The entries below should be given again exactly, minus their pictures.
::: MATERIAL :::
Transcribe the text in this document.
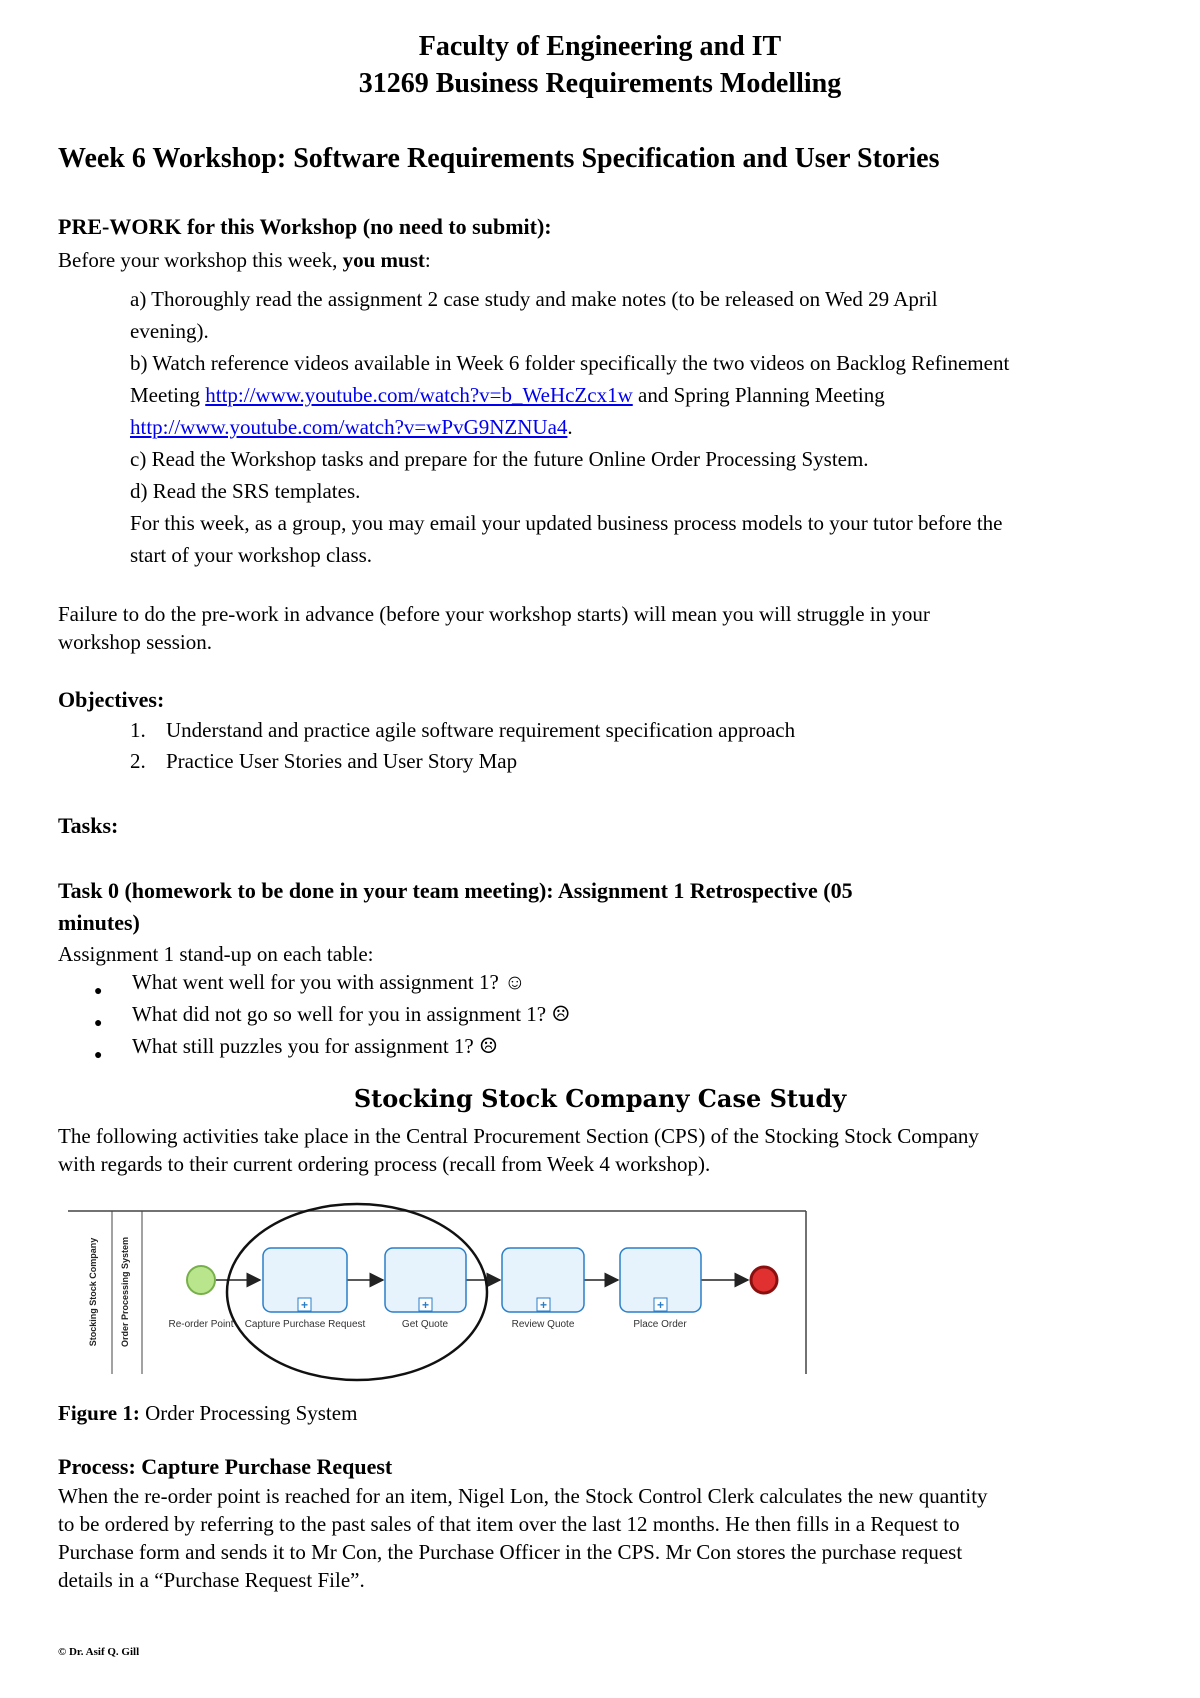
Faculty of Engineering and IT
31269 Business Requirements Modelling
Week 6 Workshop: Software Requirements Specification and User Stories
PRE-WORK for this Workshop (no need to submit):
Before your workshop this week, you must:
a) Thoroughly read the assignment 2 case study and make notes (to be released on Wed 29 April
evening).
b) Watch reference videos available in Week 6 folder specifically the two videos on Backlog Refinement
Meeting http://www.youtube.com/watch?v=b_WeHcZcx1w and Spring Planning Meeting
http://www.youtube.com/watch?v=wPvG9NZNUa4.
c) Read the Workshop tasks and prepare for the future Online Order Processing System.
d) Read the SRS templates.
For this week, as a group, you may email your updated business process models to your tutor before the
start of your workshop class.
Failure to do the pre-work in advance (before your workshop starts) will mean you will struggle in your
workshop session.
Objectives:
1. Understand and practice agile software requirement specification approach
2. Practice User Stories and User Story Map
Tasks:
Task 0 (homework to be done in your team meeting): Assignment 1 Retrospective (05
minutes)
Assignment 1 stand-up on each table:
● What went well for you with assignment 1? ☺
● What did not go so well for you in assignment 1? ☹
● What still puzzles you for assignment 1? ☹
Stocking Stock Company Case Study
The following activities take place in the Central Procurement Section (CPS) of the Stocking Stock Company
with regards to their current ordering process (recall from Week 4 workshop).
Stocking Stock Company Order Processing System	Re-order Point
+
Capture Purchase Request
+
Get Quote
+
Review Quote
+
Place Order
Figure 1: Order Processing System
Process: Capture Purchase Request
When the re-order point is reached for an item, Nigel Lon, the Stock Control Clerk calculates the new quantity
to be ordered by referring to the past sales of that item over the last 12 months. He then fills in a Request to
Purchase form and sends it to Mr Con, the Purchase Officer in the CPS. Mr Con stores the purchase request
details in a “Purchase Request File”.
© Dr. Asif Q. Gill
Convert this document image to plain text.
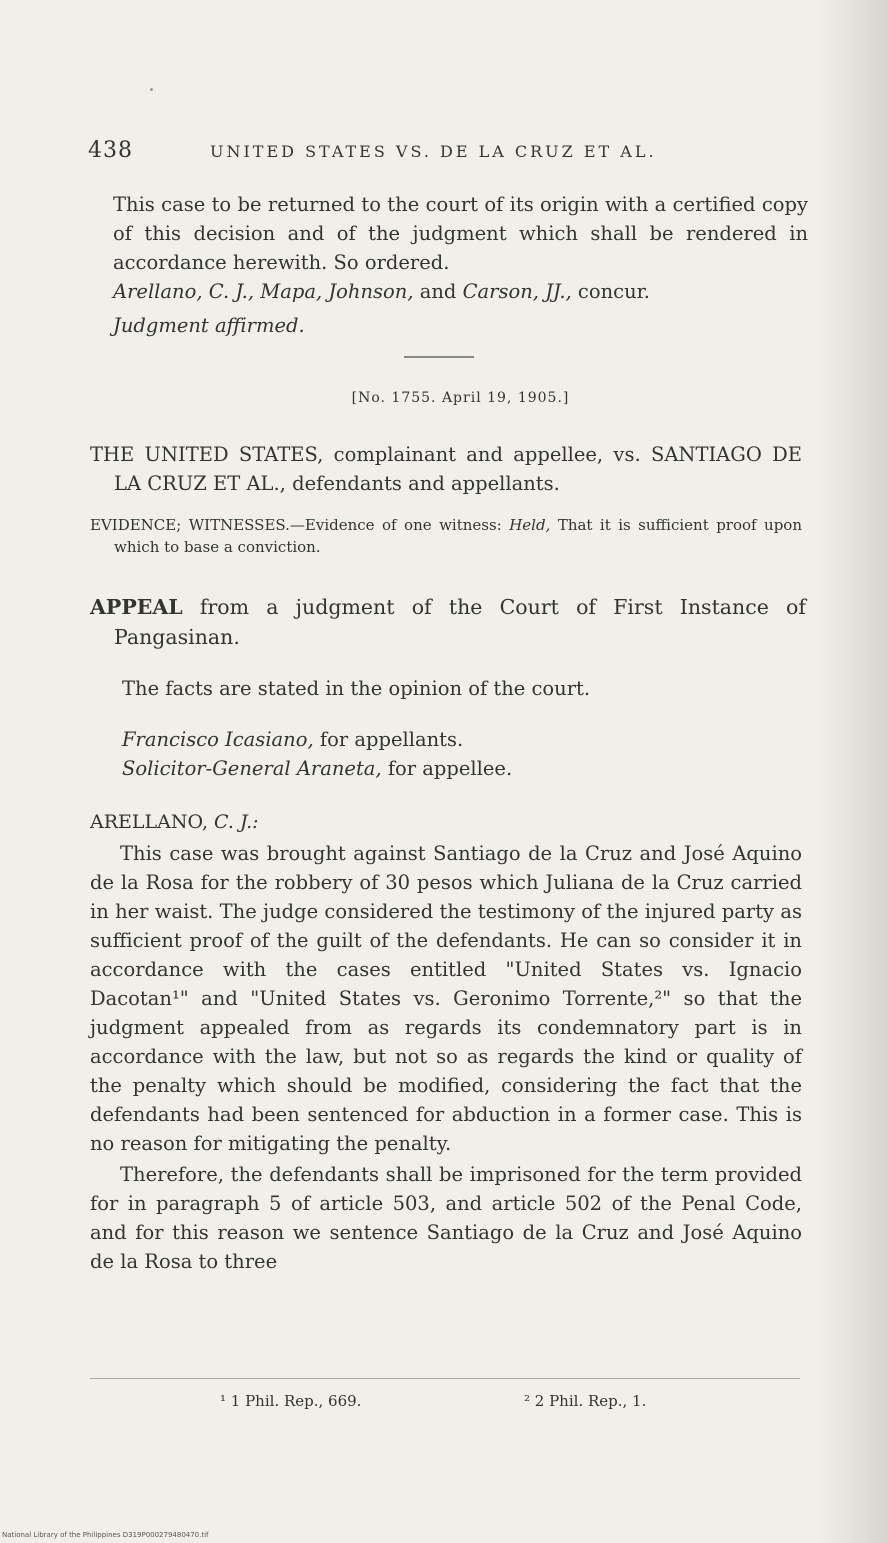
438	UNITED STATES VS. DE LA CRUZ ET AL.

This case to be returned to the court of its origin with a certified copy of this decision and of the judgment which shall be rendered in accordance herewith. So ordered.

Arellano, C. J., Mapa, Johnson, and Carson, JJ., concur.

Judgment affirmed.

[No. 1755. April 19, 1905.]

THE UNITED STATES, complainant and appellee, vs. SANTIAGO DE LA CRUZ ET AL., defendants and appellants.

EVIDENCE; WITNESSES.—Evidence of one witness: Held, That it is sufficient proof upon which to base a conviction.

APPEAL from a judgment of the Court of First Instance of Pangasinan.

The facts are stated in the opinion of the court.

Francisco Icasiano, for appellants.

Solicitor-General Araneta, for appellee.

ARELLANO, C. J.:

This case was brought against Santiago de la Cruz and José Aquino de la Rosa for the robbery of 30 pesos which Juliana de la Cruz carried in her waist. The judge considered the testimony of the injured party as sufficient proof of the guilt of the defendants. He can so consider it in accordance with the cases entitled "United States vs. Ignacio Dacotan¹" and "United States vs. Geronimo Torrente,²" so that the judgment appealed from as regards its condemnatory part is in accordance with the law, but not so as regards the kind or quality of the penalty which should be modified, considering the fact that the defendants had been sentenced for abduction in a former case. This is no reason for mitigating the penalty.

Therefore, the defendants shall be imprisoned for the term provided for in paragraph 5 of article 503, and article 502 of the Penal Code, and for this reason we sentence Santiago de la Cruz and José Aquino de la Rosa to three

¹ 1 Phil. Rep., 669.	² 2 Phil. Rep., 1.
National Library of the Philippines D319P000279480470.tif
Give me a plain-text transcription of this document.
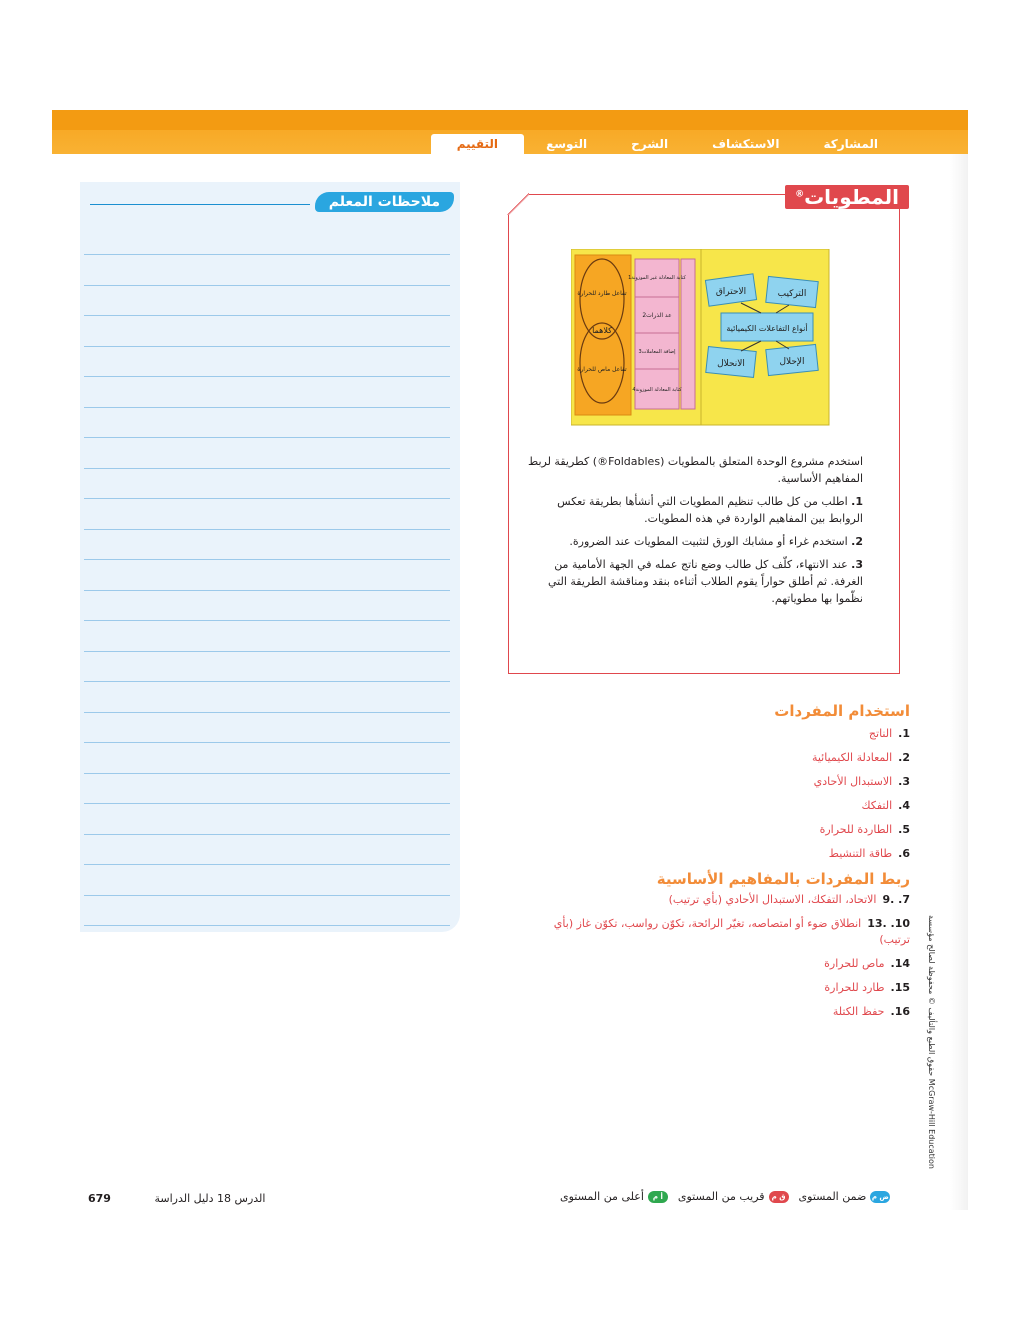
التقييم	التوسع	الشرح	الاستكشاف	المشاركة
ملاحظات المعلم	المطويات®
أنواع التفاعلات الكيميائية
التركيب
الاحتراق
الإحلال
الانحلال
تفاعل طارد للحرارة
كلاهما
تفاعل ماص للحرارة
1كتابة المعادلة غير الموزونة
2عد الذرات
3إضافة المعاملات
4كتابة المعادلة الموزونة

استخدم مشروع الوحدة المتعلق بالمطويات (Foldables®) كطريقة لربط المفاهيم الأساسية.

1. اطلب من كل طالب تنظيم المطويات التي أنشأها بطريقة تعكس الروابط بين المفاهيم الواردة في هذه المطويات.

2. استخدم غراء أو مشابك الورق لتثبيت المطويات عند الضرورة.

3. عند الانتهاء، كلّف كل طالب وضع ناتج عمله في الجهة الأمامية من الغرفة. ثم أطلق حواراً يقوم الطلاب أثناءه بنقد ومناقشة الطريقة التي نظّموا بها مطوياتهم.

استخدام المفردات
1.الناتج
2.المعادلة الكيميائية
3.الاستبدال الأحادي
4.التفكك
5.الطاردة للحرارة
6.طاقة التنشيط
ربط المفردات بالمفاهيم الأساسية
7. .9الاتحاد، التفكك، الاستبدال الأحادي (بأي ترتيب)
10. .13انطلاق ضوء أو امتصاصه، تغيّر الرائحة، تكوّن رواسب، تكوّن غاز (بأي ترتيب)
14.ماص للحرارة
15.طارد للحرارة
16.حفظ الكتلة	حقوق الطبع والتأليف © محفوظة لصالح مؤسسة McGraw-Hill Education
679	الدرس 18 دليل الدراسة	ض م
ضمن المستوى
ق م
قريب من المستوى
أ م
أعلى من المستوى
:::
EXPECTED OUTPUT:
Transcribe the text in this document.
Faculty of Engineering and IT
31269 Business Requirements Modelling
Week 6 Workshop: Software Requirements Specification and User Stories
PRE-WORK for this Workshop (no need to submit):
Before your workshop this week, you must:
a) Thoroughly read the assignment 2 case study and make notes (to be released on Wed 29 April
evening).
b) Watch reference videos available in Week 6 folder specifically the two videos on Backlog Refinement
Meeting http://www.youtube.com/watch?v=b_WeHcZcx1w and Spring Planning Meeting
http://www.youtube.com/watch?v=wPvG9NZNUa4.
c) Read the Workshop tasks and prepare for the future Online Order Processing System.
d) Read the SRS templates.
For this week, as a group, you may email your updated business process models to your tutor before the
start of your workshop class.
Failure to do the pre-work in advance (before your workshop starts) will mean you will struggle in your
workshop session.
Objectives:
1. Understand and practice agile software requirement specification approach
2. Practice User Stories and User Story Map
Tasks:
Task 0 (homework to be done in your team meeting): Assignment 1 Retrospective (05
minutes)
Assignment 1 stand-up on each table:
● What went well for you with assignment 1? ☺
● What did not go so well for you in assignment 1? ☹
● What still puzzles you for assignment 1? ☹
Stocking Stock Company Case Study
The following activities take place in the Central Procurement Section (CPS) of the Stocking Stock Company
with regards to their current ordering process (recall from Week 4 workshop).
Stocking Stock Company Order Processing System	Re-order Point
+
Capture Purchase Request
+
Get Quote
+
Review Quote
+
Place Order
Figure 1: Order Processing System
Process: Capture Purchase Request
When the re-order point is reached for an item, Nigel Lon, the Stock Control Clerk calculates the new quantity
to be ordered by referring to the past sales of that item over the last 12 months. He then fills in a Request to
Purchase form and sends it to Mr Con, the Purchase Officer in the CPS. Mr Con stores the purchase request
details in a “Purchase Request File”.
© Dr. Asif Q. Gill
Convert this document image to plain text.
438	UNITED STATES VS. DE LA CRUZ ET AL.

This case to be returned to the court of its origin with a certified copy of this decision and of the judgment which shall be rendered in accordance herewith. So ordered.

Arellano, C. J., Mapa, Johnson, and Carson, JJ., concur.

Judgment affirmed.

[No. 1755. April 19, 1905.]

THE UNITED STATES, complainant and appellee, vs. SANTIAGO DE LA CRUZ ET AL., defendants and appellants.

EVIDENCE; WITNESSES.—Evidence of one witness: Held, That it is sufficient proof upon which to base a conviction.

APPEAL from a judgment of the Court of First Instance of Pangasinan.

The facts are stated in the opinion of the court.

Francisco Icasiano, for appellants.

Solicitor-General Araneta, for appellee.

ARELLANO, C. J.:

This case was brought against Santiago de la Cruz and José Aquino de la Rosa for the robbery of 30 pesos which Juliana de la Cruz carried in her waist. The judge considered the testimony of the injured party as sufficient proof of the guilt of the defendants. He can so consider it in accordance with the cases entitled "United States vs. Ignacio Dacotan¹" and "United States vs. Geronimo Torrente,²" so that the judgment appealed from as regards its condemnatory part is in accordance with the law, but not so as regards the kind or quality of the penalty which should be modified, considering the fact that the defendants had been sentenced for abduction in a former case. This is no reason for mitigating the penalty.

Therefore, the defendants shall be imprisoned for the term provided for in paragraph 5 of article 503, and article 502 of the Penal Code, and for this reason we sentence Santiago de la Cruz and José Aquino de la Rosa to three

¹ 1 Phil. Rep., 669.	² 2 Phil. Rep., 1.
National Library of the Philippines D319P000279480470.tif
Give me a plain-text transcription of this document.
التقييم	التوسع	الشرح	الاستكشاف	المشاركة
ملاحظات المعلم	المطويات®
أنواع التفاعلات الكيميائية
التركيب
الاحتراق
الإحلال
الانحلال
تفاعل طارد للحرارة
كلاهما
تفاعل ماص للحرارة
1كتابة المعادلة غير الموزونة
2عد الذرات
3إضافة المعاملات
4كتابة المعادلة الموزونة

استخدم مشروع الوحدة المتعلق بالمطويات (Foldables®) كطريقة لربط المفاهيم الأساسية.

1. اطلب من كل طالب تنظيم المطويات التي أنشأها بطريقة تعكس الروابط بين المفاهيم الواردة في هذه المطويات.

2. استخدم غراء أو مشابك الورق لتثبيت المطويات عند الضرورة.

3. عند الانتهاء، كلّف كل طالب وضع ناتج عمله في الجهة الأمامية من الغرفة. ثم أطلق حواراً يقوم الطلاب أثناءه بنقد ومناقشة الطريقة التي نظّموا بها مطوياتهم.

استخدام المفردات
1.الناتج
2.المعادلة الكيميائية
3.الاستبدال الأحادي
4.التفكك
5.الطاردة للحرارة
6.طاقة التنشيط
ربط المفردات بالمفاهيم الأساسية
7. .9الاتحاد، التفكك، الاستبدال الأحادي (بأي ترتيب)
10. .13انطلاق ضوء أو امتصاصه، تغيّر الرائحة، تكوّن رواسب، تكوّن غاز (بأي ترتيب)
14.ماص للحرارة
15.طارد للحرارة
16.حفظ الكتلة	حقوق الطبع والتأليف © محفوظة لصالح مؤسسة McGraw-Hill Education
679	الدرس 18 دليل الدراسة	ض م
ضمن المستوى
ق م
قريب من المستوى
أ م
أعلى من المستوى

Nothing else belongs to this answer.